Work to be completed:
Copy out each line of the material in which the word "name" appears.

Data provided:
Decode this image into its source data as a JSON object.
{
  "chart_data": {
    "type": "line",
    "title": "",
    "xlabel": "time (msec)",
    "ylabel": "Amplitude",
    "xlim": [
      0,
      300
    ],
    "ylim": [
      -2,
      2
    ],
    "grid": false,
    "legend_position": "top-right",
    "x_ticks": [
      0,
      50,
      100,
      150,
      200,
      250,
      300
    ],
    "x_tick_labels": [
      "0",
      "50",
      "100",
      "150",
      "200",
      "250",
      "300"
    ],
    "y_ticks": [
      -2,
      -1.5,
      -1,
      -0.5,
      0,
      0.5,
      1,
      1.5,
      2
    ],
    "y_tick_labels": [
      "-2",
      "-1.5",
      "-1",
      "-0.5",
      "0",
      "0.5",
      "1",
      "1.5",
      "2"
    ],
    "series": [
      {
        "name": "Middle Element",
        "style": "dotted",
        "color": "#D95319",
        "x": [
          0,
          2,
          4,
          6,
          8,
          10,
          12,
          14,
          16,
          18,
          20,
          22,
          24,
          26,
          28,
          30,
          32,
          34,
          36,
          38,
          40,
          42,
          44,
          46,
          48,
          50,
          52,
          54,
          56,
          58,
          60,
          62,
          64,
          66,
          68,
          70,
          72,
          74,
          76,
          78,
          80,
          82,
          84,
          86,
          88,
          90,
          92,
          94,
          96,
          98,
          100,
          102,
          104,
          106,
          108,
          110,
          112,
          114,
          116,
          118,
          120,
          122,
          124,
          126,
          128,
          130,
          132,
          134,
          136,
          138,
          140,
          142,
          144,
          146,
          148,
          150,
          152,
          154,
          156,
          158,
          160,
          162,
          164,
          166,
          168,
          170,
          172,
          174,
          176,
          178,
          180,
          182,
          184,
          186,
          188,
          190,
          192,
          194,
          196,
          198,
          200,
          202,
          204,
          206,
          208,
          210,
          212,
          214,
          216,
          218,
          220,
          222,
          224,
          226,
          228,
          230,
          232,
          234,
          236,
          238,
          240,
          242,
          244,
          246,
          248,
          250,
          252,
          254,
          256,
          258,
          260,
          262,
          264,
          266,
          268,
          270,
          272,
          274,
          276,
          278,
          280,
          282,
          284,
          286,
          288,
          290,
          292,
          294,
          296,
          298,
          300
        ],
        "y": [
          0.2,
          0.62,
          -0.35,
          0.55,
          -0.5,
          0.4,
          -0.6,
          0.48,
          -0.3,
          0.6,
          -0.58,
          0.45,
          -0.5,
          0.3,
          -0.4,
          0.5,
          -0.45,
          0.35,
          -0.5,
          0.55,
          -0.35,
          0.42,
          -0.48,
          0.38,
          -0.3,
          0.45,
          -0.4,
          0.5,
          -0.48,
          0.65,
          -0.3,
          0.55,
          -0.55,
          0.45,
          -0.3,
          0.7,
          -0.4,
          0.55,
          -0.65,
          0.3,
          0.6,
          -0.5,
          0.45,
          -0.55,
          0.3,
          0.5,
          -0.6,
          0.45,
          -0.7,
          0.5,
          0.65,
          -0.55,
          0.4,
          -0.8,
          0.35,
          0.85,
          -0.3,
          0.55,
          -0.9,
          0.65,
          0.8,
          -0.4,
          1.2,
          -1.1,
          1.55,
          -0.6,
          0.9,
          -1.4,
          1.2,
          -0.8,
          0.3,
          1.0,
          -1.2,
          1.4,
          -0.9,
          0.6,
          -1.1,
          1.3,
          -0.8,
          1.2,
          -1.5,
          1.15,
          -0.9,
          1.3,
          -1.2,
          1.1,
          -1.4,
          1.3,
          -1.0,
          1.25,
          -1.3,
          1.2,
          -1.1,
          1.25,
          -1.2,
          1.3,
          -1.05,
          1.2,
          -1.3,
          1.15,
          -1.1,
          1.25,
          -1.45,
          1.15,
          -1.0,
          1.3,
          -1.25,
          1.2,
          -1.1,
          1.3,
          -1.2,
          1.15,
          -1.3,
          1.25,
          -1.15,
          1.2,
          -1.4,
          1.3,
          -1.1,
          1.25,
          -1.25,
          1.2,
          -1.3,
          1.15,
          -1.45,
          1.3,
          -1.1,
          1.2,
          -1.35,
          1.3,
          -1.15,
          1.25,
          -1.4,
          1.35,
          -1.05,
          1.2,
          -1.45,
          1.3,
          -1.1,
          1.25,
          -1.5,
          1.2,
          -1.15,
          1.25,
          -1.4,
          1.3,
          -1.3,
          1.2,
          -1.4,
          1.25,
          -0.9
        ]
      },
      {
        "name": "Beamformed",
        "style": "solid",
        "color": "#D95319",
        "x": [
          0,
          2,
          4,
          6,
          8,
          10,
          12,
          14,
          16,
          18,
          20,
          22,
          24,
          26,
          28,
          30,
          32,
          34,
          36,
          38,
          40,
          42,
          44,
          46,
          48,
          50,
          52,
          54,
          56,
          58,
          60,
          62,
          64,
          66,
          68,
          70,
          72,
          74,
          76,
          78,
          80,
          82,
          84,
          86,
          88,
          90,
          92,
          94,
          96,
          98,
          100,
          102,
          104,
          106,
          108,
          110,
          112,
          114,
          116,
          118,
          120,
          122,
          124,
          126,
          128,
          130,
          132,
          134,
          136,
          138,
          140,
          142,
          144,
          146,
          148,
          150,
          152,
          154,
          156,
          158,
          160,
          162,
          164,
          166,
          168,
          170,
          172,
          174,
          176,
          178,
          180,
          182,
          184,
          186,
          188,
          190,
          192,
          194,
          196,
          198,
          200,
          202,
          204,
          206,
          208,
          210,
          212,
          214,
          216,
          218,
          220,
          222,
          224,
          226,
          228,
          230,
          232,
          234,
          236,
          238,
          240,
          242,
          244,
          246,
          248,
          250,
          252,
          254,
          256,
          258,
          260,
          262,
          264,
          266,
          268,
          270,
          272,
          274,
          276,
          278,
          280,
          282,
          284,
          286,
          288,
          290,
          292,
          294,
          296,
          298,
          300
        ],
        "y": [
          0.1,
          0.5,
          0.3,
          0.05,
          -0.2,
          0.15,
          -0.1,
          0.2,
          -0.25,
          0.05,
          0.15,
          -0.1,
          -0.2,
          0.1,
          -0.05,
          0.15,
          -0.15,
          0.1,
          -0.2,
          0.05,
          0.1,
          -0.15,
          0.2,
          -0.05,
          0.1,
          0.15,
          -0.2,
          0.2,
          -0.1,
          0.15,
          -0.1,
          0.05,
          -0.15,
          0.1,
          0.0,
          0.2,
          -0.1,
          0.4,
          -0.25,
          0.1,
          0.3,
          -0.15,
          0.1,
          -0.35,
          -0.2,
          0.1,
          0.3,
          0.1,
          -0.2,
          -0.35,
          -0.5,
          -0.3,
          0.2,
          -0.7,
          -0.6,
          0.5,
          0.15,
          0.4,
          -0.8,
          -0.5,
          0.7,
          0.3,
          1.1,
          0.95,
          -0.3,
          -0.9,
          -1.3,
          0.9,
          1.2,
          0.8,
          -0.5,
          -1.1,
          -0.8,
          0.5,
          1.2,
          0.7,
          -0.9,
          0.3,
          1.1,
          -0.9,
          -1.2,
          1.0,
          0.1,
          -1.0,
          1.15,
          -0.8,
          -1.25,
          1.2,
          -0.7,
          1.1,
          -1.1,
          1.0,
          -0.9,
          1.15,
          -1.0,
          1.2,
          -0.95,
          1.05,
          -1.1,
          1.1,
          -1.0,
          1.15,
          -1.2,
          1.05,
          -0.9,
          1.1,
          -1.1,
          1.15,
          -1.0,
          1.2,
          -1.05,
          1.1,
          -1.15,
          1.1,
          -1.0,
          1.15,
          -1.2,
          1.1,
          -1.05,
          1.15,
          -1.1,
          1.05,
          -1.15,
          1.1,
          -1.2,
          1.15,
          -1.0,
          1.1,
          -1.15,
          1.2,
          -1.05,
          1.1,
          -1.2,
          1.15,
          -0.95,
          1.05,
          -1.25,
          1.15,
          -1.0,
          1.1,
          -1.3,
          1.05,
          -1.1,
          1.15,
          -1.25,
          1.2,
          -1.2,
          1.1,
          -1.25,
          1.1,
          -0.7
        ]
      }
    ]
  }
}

Problem solution:
        "name": "Middle Element",
        "name": "Beamformed",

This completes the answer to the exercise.